**Excerpted data:**
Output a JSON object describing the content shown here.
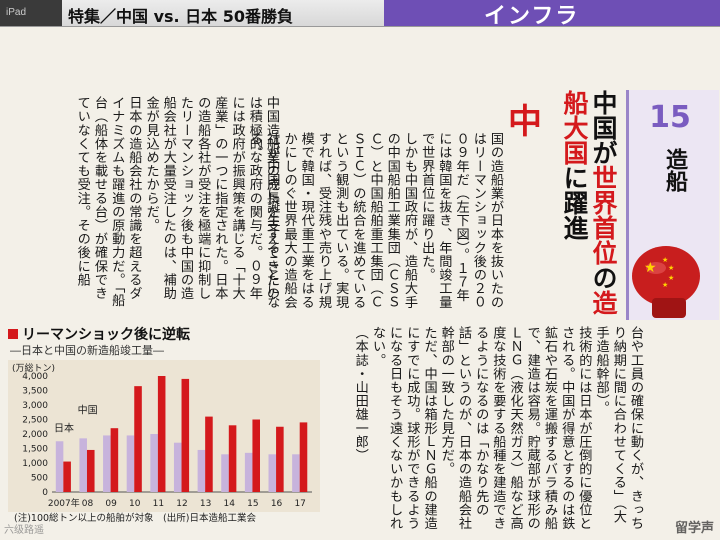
{
  "header": {
    "device": "iPad",
    "section_title": "特集／中国 vs. 日本 50番勝負",
    "category_tab": "インフラ",
    "page_hint": "6"
  },
  "headline": {
    "number": "15",
    "sector": "造船",
    "line1_a": "中国が",
    "line1_b": "世界首位",
    "line2_a": "の",
    "line2_b": "造船大国",
    "line2_c": "に躍進"
  },
  "article": {
    "dropcap": "中",
    "para1": "国の造船業が日本を抜いたのはリーマンショック後の２００９年だ（左下図）。１７年には韓国を抜き、年間竣工量で世界首位に躍り出た。",
    "para2": "しかも中国政府が、造船大手の中国船舶工業集団（ＣＳＳＣ）と中国船舶重工集団（ＣＳＩＣ）の統合を進めているという観測も出ている。実現すれば、受注残や売り上げ規模で韓国・現代重工業をはるかにしのぐ世界最大の造船会社が中国に誕生することになる。",
    "para3": "中国造船業の成長を支えてきたのは積極的な政府の関与だ。０９年には政府が振興策を講じる「十大産業」の一つに指定された。日本の造船各社が受注を極端に抑制したリーマンショック後も中国の造船会社が大量受注したのは、補助金が見込めたからだ。",
    "para4": "日本の造船会社の常識を超えるダイナミズムも躍進の原動力だ。「船台（船体を載せる台）が確保できていなくても受注。その後に船",
    "para5": "台や工員の確保に動くが、きっちり納期に間に合わせてくる」（大手造船幹部）。",
    "para6": "技術的には日本が圧倒的に優位とされる。中国が得意とするのは鉄鉱石や石炭を運搬するバラ積み船で、建造は容易。貯蔵部が球形のＬＮＧ（液化天然ガス）船など高度な技術を要する船種を建造できるようになるのは「かなり先の話」というのが、日本の造船会社幹部の一致した見方だ。",
    "para7": "ただ、中国は箱形ＬＮＧ船の建造にすでに成功。球形ができるようになる日もそう遠くないかもしれない。",
    "byline": "（本誌・山田雄一郎）"
  },
  "chart": {
    "title": "リーマンショック後に逆転",
    "subtitle": "―日本と中国の新造船竣工量―",
    "unit": "(万総トン)",
    "note": "(注)100総トン以上の船舶が対象　(出所)日本造船工業会",
    "japan_label": "日本",
    "china_label": "中国",
    "japan_color": "#c7b3dc",
    "china_color": "#d4191c"
  },
  "chart_data": {
    "type": "bar",
    "categories": [
      "2007年",
      "08",
      "09",
      "10",
      "11",
      "12",
      "13",
      "14",
      "15",
      "16",
      "17"
    ],
    "series": [
      {
        "name": "日本",
        "values": [
          1750,
          1850,
          1950,
          1950,
          2000,
          1700,
          1450,
          1300,
          1350,
          1300,
          1300
        ]
      },
      {
        "name": "中国",
        "values": [
          1050,
          1450,
          2200,
          3650,
          4000,
          3900,
          2600,
          2300,
          2500,
          2250,
          2400
        ]
      }
    ],
    "yticks": [
      "0",
      "500",
      "1,000",
      "1,500",
      "2,000",
      "2,500",
      "3,000",
      "3,500",
      "4,000"
    ],
    "ylim": [
      0,
      4000
    ],
    "ylabel": "(万総トン)",
    "grid": false
  },
  "watermark": {
    "right": "留学声",
    "left": "六级路遥"
  }
}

**Required task:** Write out the material above once more, exactly as it reads, with no pictures.

**Exercise solution:**
Output a JSON object describing the content shown here.
{
  "header": {
    "device": "iPad",
    "section_title": "特集／中国 vs. 日本 50番勝負",
    "category_tab": "インフラ",
    "page_hint": "6"
  },
  "headline": {
    "number": "15",
    "sector": "造船",
    "line1_a": "中国が",
    "line1_b": "世界首位",
    "line2_a": "の",
    "line2_b": "造船大国",
    "line2_c": "に躍進"
  },
  "article": {
    "dropcap": "中",
    "para1": "国の造船業が日本を抜いたのはリーマンショック後の２００９年だ（左下図）。１７年には韓国を抜き、年間竣工量で世界首位に躍り出た。",
    "para2": "しかも中国政府が、造船大手の中国船舶工業集団（ＣＳＳＣ）と中国船舶重工集団（ＣＳＩＣ）の統合を進めているという観測も出ている。実現すれば、受注残や売り上げ規模で韓国・現代重工業をはるかにしのぐ世界最大の造船会社が中国に誕生することになる。",
    "para3": "中国造船業の成長を支えてきたのは積極的な政府の関与だ。０９年には政府が振興策を講じる「十大産業」の一つに指定された。日本の造船各社が受注を極端に抑制したリーマンショック後も中国の造船会社が大量受注したのは、補助金が見込めたからだ。",
    "para4": "日本の造船会社の常識を超えるダイナミズムも躍進の原動力だ。「船台（船体を載せる台）が確保できていなくても受注。その後に船",
    "para5": "台や工員の確保に動くが、きっちり納期に間に合わせてくる」（大手造船幹部）。",
    "para6": "技術的には日本が圧倒的に優位とされる。中国が得意とするのは鉄鉱石や石炭を運搬するバラ積み船で、建造は容易。貯蔵部が球形のＬＮＧ（液化天然ガス）船など高度な技術を要する船種を建造できるようになるのは「かなり先の話」というのが、日本の造船会社幹部の一致した見方だ。",
    "para7": "ただ、中国は箱形ＬＮＧ船の建造にすでに成功。球形ができるようになる日もそう遠くないかもしれない。",
    "byline": "（本誌・山田雄一郎）"
  },
  "chart": {
    "title": "リーマンショック後に逆転",
    "subtitle": "―日本と中国の新造船竣工量―",
    "unit": "(万総トン)",
    "note": "(注)100総トン以上の船舶が対象　(出所)日本造船工業会",
    "japan_label": "日本",
    "china_label": "中国",
    "japan_color": "#c7b3dc",
    "china_color": "#d4191c"
  },
  "chart_data": {
    "type": "bar",
    "categories": [
      "2007年",
      "08",
      "09",
      "10",
      "11",
      "12",
      "13",
      "14",
      "15",
      "16",
      "17"
    ],
    "series": [
      {
        "name": "日本",
        "values": [
          1750,
          1850,
          1950,
          1950,
          2000,
          1700,
          1450,
          1300,
          1350,
          1300,
          1300
        ]
      },
      {
        "name": "中国",
        "values": [
          1050,
          1450,
          2200,
          3650,
          4000,
          3900,
          2600,
          2300,
          2500,
          2250,
          2400
        ]
      }
    ],
    "yticks": [
      "0",
      "500",
      "1,000",
      "1,500",
      "2,000",
      "2,500",
      "3,000",
      "3,500",
      "4,000"
    ],
    "ylim": [
      0,
      4000
    ],
    "ylabel": "(万総トン)",
    "grid": false
  },
  "watermark": {
    "right": "留学声",
    "left": "六级路遥"
  }
}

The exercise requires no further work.